Problem statement: Quote the comment thread below about the New York Fed and JP Morgan, word for word.

RebelCapitalist.com - Financial Information for the Rest of Us.

To be expected, RebelCapitalist ...

...it's about "the prevalence" -- FRBNY favors NY bankers, and, of course, Jamie Dimon is a NY banker.

Right....?

Favors?

It controls FRBNY. FRBNY, as you know James, holds a special position in the Fed Reserve System besides being a stones throw from Wall Street.

RebelCapitalist.com - Financial Information for the Rest of Us.

Just my sarcastic streak

Of course I'm being facetious -- would anyone trust a man over the age of 13 years who goes by the name "Jamie"?

JP Morgan claims unemployment benefits increase unemployment

by 1.5%.

Serial! here.

I forgot how many jobs JP Morgan Chase offshore outsourced after getting TARP funds....

I know Citigroup did a $2 billion dollar deal to finish offshore outsourcing any tech job that managed to sneak by (who do you virtually move a computer into a room and plug in the cables?)

Given entries:

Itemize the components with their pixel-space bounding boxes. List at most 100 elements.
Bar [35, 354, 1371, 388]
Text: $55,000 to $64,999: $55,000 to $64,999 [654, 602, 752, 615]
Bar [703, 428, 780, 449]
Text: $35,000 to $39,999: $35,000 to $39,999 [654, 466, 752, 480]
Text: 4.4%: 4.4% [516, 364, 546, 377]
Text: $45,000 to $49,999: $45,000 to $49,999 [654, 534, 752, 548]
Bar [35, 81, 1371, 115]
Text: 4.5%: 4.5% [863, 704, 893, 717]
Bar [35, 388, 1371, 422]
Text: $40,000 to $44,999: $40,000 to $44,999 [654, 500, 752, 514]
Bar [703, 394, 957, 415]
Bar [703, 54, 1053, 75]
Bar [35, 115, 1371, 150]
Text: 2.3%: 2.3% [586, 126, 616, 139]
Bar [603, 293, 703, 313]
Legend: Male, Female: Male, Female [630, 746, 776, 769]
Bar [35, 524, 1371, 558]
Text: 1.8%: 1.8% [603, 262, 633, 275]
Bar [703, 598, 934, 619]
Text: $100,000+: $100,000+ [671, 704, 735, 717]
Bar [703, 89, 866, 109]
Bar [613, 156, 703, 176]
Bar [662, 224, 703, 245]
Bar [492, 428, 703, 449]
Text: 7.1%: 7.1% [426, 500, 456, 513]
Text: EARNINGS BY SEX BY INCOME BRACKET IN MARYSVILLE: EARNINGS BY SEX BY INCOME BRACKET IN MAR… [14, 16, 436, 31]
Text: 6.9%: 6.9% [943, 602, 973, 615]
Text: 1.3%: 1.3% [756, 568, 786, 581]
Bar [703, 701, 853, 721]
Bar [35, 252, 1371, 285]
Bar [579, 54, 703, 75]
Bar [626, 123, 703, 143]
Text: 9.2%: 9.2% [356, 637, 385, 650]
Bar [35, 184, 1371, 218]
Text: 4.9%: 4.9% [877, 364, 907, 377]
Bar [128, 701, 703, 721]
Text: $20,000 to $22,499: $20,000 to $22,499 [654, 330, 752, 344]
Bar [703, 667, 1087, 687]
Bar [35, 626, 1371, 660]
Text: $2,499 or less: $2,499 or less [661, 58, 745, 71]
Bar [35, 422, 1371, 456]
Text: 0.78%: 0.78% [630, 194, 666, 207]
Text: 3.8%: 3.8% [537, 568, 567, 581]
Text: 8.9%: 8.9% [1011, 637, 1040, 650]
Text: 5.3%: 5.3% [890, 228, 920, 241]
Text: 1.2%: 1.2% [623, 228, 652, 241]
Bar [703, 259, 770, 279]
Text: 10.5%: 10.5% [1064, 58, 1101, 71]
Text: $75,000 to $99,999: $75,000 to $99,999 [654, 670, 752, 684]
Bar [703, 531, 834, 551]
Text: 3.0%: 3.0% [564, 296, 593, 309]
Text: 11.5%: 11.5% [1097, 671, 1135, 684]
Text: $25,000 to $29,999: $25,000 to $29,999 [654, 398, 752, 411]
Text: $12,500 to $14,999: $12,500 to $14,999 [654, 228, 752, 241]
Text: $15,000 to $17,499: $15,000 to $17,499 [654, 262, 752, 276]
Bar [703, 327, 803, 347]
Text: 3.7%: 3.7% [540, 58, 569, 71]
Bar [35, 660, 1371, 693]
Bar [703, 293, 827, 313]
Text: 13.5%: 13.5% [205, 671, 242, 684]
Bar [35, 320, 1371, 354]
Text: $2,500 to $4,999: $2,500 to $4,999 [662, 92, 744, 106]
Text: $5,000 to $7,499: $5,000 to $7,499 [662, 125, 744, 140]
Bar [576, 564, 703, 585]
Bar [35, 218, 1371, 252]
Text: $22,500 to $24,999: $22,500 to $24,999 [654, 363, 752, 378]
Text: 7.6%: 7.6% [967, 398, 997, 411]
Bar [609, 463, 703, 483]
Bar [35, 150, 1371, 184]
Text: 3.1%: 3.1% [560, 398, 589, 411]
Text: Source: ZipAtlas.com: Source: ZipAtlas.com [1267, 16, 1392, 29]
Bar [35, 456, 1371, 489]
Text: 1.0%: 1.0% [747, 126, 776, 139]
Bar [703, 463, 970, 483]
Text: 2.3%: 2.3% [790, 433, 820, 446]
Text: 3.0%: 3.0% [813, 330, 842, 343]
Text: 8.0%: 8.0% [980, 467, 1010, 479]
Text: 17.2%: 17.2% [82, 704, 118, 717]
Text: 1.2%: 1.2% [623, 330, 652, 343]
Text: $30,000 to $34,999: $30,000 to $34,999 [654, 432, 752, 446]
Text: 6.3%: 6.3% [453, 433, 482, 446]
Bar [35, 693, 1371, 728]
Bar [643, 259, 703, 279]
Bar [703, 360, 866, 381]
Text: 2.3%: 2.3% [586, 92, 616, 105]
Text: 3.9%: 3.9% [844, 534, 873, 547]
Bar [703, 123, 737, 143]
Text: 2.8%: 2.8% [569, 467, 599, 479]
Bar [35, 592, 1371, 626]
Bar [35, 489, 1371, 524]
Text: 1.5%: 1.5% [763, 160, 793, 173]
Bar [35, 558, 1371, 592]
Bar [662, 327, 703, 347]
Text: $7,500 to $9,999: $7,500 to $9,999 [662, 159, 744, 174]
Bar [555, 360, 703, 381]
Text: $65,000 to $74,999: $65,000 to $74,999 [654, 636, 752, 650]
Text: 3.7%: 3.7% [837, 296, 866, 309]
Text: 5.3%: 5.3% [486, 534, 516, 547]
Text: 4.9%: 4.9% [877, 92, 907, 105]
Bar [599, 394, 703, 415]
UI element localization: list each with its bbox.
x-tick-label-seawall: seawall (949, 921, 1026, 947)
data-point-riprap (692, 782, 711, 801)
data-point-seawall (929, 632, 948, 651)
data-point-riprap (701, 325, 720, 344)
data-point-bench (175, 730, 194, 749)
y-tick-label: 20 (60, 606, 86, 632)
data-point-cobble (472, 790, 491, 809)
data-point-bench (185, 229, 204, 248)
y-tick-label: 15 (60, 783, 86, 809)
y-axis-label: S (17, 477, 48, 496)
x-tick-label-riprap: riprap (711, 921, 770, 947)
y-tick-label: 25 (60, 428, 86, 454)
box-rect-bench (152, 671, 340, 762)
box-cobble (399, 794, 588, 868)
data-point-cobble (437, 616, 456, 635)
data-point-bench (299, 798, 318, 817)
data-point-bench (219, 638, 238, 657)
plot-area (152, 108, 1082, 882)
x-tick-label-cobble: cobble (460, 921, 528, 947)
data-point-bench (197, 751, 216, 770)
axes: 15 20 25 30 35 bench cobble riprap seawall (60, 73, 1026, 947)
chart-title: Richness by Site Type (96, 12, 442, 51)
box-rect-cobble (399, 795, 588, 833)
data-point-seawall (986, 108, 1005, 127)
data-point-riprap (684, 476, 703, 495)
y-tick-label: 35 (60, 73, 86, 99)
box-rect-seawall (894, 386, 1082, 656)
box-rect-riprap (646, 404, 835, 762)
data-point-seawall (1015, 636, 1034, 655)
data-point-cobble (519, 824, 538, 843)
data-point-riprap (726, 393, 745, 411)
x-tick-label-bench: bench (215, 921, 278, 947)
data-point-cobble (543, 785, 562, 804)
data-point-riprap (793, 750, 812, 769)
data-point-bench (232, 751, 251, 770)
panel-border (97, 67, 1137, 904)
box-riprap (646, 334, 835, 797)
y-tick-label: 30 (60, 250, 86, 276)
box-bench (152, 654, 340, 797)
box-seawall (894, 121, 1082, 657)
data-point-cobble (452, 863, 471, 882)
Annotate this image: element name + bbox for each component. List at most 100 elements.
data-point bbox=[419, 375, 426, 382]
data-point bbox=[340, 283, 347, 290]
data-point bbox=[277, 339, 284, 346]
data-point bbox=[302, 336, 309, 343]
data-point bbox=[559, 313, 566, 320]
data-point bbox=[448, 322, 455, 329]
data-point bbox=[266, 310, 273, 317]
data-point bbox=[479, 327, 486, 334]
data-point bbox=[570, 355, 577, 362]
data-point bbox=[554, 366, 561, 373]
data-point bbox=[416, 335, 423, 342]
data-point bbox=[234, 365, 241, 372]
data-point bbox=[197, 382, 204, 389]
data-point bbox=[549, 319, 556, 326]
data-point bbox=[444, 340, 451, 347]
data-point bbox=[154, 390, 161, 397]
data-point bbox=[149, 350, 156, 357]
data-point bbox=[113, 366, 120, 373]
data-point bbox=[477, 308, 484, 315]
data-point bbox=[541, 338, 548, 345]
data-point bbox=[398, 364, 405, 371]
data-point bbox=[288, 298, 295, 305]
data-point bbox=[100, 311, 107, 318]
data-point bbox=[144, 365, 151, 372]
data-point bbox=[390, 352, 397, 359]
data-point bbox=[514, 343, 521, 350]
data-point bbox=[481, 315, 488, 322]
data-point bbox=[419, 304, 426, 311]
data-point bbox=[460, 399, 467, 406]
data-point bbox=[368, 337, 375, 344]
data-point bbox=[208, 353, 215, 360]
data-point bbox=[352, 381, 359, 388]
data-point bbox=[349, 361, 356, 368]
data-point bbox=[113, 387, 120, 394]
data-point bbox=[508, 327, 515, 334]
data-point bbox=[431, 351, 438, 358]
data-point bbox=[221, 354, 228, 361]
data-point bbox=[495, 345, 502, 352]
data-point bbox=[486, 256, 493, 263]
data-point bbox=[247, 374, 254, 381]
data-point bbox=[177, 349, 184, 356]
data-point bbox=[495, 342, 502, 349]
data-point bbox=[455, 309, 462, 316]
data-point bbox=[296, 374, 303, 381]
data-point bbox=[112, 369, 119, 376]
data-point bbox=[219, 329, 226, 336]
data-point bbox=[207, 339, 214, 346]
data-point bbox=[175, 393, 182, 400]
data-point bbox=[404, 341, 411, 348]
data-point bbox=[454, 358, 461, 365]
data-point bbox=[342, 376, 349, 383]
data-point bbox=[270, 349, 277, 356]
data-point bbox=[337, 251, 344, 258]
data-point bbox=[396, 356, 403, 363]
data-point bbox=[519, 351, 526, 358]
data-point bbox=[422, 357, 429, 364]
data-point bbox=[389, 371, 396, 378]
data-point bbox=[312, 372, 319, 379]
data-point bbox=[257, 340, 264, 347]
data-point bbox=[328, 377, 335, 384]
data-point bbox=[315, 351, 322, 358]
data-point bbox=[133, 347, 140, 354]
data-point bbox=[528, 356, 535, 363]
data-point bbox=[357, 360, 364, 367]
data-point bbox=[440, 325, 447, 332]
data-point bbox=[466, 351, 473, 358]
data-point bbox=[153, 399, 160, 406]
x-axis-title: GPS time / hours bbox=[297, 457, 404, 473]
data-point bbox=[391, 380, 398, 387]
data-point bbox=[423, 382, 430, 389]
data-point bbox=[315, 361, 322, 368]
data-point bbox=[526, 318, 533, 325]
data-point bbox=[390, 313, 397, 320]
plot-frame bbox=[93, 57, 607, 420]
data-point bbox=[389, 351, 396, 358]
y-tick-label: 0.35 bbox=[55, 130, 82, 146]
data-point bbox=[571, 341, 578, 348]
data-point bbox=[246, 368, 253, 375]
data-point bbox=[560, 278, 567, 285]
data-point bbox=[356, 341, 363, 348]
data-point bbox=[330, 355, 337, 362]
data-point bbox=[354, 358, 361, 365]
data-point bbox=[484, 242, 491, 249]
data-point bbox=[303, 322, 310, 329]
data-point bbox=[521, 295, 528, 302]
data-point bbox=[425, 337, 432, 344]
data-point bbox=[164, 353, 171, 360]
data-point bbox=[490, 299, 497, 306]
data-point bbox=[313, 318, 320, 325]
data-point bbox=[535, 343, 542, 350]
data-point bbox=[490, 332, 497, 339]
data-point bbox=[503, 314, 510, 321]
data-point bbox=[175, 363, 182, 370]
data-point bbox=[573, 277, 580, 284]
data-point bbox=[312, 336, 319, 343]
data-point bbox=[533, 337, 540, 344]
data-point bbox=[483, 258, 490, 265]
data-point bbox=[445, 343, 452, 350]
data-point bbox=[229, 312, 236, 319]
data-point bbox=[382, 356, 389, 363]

Output of the task:
RebelCapitalist.com - Financial Information for the Rest of Us.

To be expected, RebelCapitalist ...

...it's about "the prevalence" -- FRBNY favors NY bankers, and, of course, Jamie Dimon is a NY banker.

Right....?

Favors?

It controls FRBNY. FRBNY, as you know James, holds a special position in the Fed Reserve System besides being a stones throw from Wall Street.

RebelCapitalist.com - Financial Information for the Rest of Us.

Just my sarcastic streak

Of course I'm being facetious -- would anyone trust a man over the age of 13 years who goes by the name "Jamie"?

JP Morgan claims unemployment benefits increase unemployment

by 1.5%.

Serial! here.

I forgot how many jobs JP Morgan Chase offshore outsourced after getting TARP funds....

I know Citigroup did a $2 billion dollar deal to finish offshore outsourcing any tech job that managed to sneak by (who do you virtually move a computer into a room and plug in the cables?)